**Extract to read:**

-- Opening Marker --

Hands on: LittleBigPlanet
Following the success of Little Big Planet on the PS3, it's not a surprise that Sony has targeted the Vita to expand the empire. The beta version of LittleBigPlanet featured several complete levels as well as a look at the level builder tool. The levels were pretty polished with solid graphics, evoking the same DNA as its console brethren. The Vita touch controls were used to help clear levels, which given the greatness of the Vita's dual analog sticks seems somewhat unnecessary, but it's not anything you can't get used to. Level building used the touch pad controls more effectively to make the process faster and more intuitive. If the all components come together this could quickly become one of the Vita' must-own games. Little Big planet on the PS Vita is scheduled for a September 25 release.

-- Closing Marker --

**Record set:**
-- Opening Marker --

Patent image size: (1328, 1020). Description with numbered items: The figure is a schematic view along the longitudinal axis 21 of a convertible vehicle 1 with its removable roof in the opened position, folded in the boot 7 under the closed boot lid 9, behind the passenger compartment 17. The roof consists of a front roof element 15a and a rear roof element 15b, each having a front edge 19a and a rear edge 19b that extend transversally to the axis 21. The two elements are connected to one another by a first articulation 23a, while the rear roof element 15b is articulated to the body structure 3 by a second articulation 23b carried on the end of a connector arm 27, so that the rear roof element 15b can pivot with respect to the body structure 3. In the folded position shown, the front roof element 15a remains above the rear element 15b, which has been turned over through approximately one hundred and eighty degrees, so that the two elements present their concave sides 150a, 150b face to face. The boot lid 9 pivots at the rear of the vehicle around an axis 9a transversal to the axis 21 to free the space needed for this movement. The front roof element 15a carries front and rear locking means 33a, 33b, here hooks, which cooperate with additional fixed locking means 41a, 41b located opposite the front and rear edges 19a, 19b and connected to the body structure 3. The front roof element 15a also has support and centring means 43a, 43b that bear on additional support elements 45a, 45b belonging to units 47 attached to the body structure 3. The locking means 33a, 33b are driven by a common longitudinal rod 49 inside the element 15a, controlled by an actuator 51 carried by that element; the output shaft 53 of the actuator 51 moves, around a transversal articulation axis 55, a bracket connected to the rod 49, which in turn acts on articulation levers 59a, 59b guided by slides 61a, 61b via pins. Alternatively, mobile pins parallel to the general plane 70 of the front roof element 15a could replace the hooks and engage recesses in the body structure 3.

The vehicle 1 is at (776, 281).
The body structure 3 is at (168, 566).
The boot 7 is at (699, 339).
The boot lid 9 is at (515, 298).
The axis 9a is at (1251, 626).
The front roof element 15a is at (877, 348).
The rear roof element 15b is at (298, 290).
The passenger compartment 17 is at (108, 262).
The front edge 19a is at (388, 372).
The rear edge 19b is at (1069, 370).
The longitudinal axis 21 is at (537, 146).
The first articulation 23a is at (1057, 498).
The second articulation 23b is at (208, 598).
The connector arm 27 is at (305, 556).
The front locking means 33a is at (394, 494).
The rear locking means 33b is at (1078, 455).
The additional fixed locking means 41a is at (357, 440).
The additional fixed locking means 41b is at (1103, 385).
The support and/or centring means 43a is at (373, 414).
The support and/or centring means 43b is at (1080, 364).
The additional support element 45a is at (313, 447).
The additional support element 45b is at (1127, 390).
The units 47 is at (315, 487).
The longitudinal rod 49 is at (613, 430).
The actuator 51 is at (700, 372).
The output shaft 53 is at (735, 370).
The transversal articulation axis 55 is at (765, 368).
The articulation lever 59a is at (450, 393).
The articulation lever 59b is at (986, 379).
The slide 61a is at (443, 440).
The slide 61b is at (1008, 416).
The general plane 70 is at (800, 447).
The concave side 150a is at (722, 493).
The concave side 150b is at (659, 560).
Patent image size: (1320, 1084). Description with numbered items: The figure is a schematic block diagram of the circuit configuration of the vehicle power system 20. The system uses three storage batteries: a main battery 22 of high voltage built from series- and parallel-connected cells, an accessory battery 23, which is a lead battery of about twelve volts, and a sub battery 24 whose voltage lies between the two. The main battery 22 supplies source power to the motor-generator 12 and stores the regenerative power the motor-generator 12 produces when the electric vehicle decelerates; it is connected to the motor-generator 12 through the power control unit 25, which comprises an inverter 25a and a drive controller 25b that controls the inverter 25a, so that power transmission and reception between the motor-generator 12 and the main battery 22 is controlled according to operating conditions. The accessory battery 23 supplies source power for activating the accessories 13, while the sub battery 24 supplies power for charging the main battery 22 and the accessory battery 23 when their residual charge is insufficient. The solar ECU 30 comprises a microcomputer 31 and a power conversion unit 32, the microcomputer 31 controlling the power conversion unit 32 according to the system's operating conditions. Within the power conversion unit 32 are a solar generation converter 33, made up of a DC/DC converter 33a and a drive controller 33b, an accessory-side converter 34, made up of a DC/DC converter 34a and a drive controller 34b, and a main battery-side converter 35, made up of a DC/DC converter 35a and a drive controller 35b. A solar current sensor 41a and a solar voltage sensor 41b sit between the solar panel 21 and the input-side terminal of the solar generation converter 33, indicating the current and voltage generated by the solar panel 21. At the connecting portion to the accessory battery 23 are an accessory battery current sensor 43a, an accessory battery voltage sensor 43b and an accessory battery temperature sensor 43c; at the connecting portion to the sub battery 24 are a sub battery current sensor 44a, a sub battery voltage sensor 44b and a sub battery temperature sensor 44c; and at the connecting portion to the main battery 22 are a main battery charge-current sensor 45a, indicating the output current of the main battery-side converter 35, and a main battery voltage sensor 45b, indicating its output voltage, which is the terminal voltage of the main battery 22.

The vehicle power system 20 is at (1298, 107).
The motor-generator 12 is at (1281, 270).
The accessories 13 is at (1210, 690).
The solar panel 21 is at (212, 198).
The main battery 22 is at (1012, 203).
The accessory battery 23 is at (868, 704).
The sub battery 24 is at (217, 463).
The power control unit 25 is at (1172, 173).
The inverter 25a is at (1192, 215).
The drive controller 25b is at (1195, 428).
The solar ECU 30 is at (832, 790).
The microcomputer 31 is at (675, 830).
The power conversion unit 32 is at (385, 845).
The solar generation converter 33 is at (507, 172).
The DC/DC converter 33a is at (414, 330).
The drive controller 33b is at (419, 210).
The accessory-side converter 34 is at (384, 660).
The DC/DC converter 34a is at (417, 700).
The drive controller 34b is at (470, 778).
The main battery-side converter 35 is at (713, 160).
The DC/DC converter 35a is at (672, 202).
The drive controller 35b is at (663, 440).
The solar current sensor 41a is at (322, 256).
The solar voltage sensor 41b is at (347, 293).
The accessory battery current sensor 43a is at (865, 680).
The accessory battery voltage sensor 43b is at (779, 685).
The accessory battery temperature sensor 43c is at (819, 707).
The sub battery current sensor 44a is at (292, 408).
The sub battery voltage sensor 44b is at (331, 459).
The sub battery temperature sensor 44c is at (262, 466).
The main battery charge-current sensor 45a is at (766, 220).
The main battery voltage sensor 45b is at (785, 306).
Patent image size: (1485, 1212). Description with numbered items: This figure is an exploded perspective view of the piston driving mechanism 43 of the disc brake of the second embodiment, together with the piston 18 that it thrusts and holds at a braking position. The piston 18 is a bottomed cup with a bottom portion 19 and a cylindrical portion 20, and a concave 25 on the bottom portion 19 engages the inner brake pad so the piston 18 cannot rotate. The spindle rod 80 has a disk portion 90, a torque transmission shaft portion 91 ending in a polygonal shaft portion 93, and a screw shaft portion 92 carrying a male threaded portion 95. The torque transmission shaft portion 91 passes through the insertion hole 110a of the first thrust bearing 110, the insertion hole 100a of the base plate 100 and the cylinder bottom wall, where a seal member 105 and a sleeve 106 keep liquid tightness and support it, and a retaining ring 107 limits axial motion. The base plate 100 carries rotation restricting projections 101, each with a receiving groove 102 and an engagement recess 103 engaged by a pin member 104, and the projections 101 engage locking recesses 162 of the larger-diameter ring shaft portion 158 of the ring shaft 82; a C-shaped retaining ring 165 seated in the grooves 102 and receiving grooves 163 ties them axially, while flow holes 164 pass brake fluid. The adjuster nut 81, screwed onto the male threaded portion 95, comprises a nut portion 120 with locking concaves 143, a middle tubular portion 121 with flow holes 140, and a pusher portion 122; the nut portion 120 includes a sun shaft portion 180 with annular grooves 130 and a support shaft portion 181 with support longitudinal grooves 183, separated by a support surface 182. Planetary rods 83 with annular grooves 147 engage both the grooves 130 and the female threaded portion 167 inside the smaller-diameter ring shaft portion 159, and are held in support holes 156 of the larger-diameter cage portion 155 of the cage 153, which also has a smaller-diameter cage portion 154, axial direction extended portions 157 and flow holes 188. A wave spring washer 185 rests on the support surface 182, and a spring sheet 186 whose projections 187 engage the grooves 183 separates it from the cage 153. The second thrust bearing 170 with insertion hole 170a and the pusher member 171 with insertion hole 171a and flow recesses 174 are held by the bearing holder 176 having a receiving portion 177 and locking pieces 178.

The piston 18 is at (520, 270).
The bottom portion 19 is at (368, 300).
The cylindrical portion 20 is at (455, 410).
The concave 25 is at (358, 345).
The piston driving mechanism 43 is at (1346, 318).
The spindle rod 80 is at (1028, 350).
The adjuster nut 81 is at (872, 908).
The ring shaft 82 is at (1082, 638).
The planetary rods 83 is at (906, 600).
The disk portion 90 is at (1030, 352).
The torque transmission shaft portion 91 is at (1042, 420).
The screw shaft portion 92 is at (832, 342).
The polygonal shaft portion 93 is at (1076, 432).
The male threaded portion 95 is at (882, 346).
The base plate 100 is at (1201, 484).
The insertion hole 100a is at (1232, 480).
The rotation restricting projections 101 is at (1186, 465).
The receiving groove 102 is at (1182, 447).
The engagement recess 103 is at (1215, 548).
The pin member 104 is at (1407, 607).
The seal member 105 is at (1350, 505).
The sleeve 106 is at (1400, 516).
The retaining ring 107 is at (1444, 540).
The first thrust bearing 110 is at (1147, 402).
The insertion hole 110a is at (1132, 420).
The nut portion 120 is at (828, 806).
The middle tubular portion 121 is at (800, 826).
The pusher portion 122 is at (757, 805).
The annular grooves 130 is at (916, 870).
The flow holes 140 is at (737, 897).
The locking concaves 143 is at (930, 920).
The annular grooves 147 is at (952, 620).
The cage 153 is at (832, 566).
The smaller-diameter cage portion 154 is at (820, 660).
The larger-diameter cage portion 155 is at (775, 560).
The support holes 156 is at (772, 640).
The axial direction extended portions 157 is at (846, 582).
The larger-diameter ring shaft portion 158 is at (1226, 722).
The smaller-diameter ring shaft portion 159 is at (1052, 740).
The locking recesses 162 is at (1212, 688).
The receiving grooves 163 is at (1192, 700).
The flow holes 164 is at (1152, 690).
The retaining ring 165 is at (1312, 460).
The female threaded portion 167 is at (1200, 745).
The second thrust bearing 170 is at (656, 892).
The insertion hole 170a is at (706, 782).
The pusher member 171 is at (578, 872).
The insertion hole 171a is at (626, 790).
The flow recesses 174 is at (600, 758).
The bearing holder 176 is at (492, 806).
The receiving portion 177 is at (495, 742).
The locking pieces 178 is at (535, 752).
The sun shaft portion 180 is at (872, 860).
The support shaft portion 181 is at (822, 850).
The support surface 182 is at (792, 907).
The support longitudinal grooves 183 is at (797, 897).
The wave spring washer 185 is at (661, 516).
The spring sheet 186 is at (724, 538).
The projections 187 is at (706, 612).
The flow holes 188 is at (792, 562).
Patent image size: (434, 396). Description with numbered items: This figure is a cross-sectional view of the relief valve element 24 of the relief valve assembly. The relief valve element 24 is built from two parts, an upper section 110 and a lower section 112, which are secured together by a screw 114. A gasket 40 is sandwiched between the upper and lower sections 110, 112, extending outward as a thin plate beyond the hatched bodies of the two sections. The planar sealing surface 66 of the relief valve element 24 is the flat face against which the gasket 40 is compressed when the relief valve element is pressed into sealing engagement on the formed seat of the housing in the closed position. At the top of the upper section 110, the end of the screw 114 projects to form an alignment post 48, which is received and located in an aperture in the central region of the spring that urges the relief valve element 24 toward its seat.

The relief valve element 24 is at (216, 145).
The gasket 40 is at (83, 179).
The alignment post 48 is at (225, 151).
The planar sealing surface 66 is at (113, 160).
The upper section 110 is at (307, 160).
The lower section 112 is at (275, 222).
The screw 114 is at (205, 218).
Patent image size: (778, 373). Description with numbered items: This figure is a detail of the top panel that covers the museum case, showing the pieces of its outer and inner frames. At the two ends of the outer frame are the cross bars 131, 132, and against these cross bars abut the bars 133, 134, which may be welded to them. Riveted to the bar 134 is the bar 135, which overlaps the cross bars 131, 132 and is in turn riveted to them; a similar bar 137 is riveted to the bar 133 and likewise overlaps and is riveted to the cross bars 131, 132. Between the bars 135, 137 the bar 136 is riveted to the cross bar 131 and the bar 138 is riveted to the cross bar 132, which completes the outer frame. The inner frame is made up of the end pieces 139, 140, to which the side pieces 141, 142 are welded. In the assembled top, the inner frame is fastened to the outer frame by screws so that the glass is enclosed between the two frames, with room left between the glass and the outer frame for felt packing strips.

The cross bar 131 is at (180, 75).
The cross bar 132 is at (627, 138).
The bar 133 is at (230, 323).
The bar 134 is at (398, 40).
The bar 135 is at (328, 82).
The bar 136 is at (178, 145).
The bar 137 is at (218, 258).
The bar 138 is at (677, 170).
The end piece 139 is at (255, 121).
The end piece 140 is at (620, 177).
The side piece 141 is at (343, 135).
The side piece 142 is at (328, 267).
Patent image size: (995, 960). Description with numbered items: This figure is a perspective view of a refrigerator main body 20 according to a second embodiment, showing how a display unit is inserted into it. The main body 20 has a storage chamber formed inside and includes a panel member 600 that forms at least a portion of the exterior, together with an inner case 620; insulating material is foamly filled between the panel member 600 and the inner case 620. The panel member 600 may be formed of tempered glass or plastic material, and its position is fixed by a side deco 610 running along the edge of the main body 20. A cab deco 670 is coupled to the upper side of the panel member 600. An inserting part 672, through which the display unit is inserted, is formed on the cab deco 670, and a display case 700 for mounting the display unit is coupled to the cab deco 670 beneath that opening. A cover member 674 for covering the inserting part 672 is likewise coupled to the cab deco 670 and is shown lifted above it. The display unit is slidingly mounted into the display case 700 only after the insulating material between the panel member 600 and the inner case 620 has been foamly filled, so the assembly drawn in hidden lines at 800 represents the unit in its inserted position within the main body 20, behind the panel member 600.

-- Closing Marker --

**Exercise 1:** According to the LittleBigPlanet hands-on piece, on what date is the PS Vita version scheduled for release?
**Exercise 2:** Echo the LittleBigPlanet hands-on piece from "Hands on: LittleBigPlanet" up to and including "September 25 release.".
**Exercise 3:** Decide whether each statement agrees with the LittleBigPlanet hands-on piece, answering yes or no and quoting the deciding words: (a) The beta version featured several complete levels. (b) Level building relied mainly on the dual analog sticks. (c) The touch controls for clearing levels are described as essential.

**Task output 1:** September 25

**Task output 2:**
Hands on: LittleBigPlanet
Following the success of Little Big Planet on the PS3, it's not a surprise that Sony has targeted the Vita to expand the empire. The beta version of LittleBigPlanet featured several complete levels as well as a look at the level builder tool. The levels were pretty polished with solid graphics, evoking the same DNA as its console brethren. The Vita touch controls were used to help clear levels, which given the greatness of the Vita's dual analog sticks seems somewhat unnecessary, but it's not anything you can't get used to. Level building used the touch pad controls more effectively to make the process faster and more intuitive. If the all components come together this could quickly become one of the Vita' must-own games. Little Big planet on the PS Vita is scheduled for a September 25 release.

**Task output 3:**
(a) Yes: "The beta version of LittleBigPlanet featured several complete levels"
(b) No: "Level building used the touch pad controls more effectively"
(c) No: "seems somewhat unnecessary"